Copy every line in the records below that contains the word "JSON".

*** RECORDS FOR THIS EXERCISE ***

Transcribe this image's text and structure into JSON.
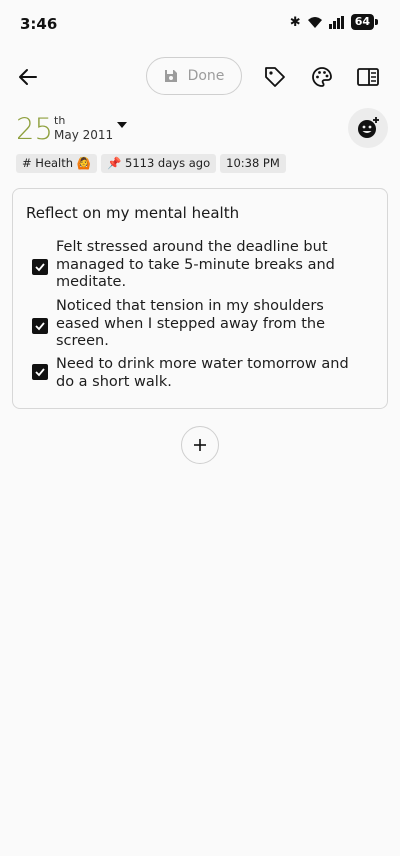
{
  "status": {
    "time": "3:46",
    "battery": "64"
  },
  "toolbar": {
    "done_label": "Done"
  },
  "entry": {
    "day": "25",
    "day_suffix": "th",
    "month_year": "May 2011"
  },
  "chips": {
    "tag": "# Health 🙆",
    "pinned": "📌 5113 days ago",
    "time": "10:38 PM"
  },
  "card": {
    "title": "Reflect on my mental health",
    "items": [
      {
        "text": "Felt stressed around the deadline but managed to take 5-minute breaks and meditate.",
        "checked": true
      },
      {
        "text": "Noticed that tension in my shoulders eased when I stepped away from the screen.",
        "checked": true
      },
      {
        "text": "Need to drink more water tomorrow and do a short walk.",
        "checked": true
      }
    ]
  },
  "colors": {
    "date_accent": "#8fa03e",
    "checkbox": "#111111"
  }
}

***
*** RECORDS FOR THIS EXERCISE ***

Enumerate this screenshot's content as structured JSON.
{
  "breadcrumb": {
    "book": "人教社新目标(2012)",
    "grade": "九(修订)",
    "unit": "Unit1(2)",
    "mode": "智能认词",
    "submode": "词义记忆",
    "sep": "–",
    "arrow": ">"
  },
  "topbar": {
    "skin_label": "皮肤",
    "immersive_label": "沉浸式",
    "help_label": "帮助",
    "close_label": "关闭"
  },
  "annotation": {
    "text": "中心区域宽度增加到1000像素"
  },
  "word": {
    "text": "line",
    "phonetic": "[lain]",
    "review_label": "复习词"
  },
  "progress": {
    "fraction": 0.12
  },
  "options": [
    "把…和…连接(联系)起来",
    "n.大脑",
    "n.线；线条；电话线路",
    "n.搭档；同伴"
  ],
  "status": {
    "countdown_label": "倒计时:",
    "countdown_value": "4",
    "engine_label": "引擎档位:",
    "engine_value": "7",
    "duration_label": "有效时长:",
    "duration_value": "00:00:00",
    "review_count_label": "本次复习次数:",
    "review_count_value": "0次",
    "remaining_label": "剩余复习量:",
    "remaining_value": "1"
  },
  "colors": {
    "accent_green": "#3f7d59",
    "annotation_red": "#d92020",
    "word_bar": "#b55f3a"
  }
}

***

*ANSWER BELOW*.
Transcribe this image's text and structure into JSON.
Enumerate this screenshot's content as structured JSON.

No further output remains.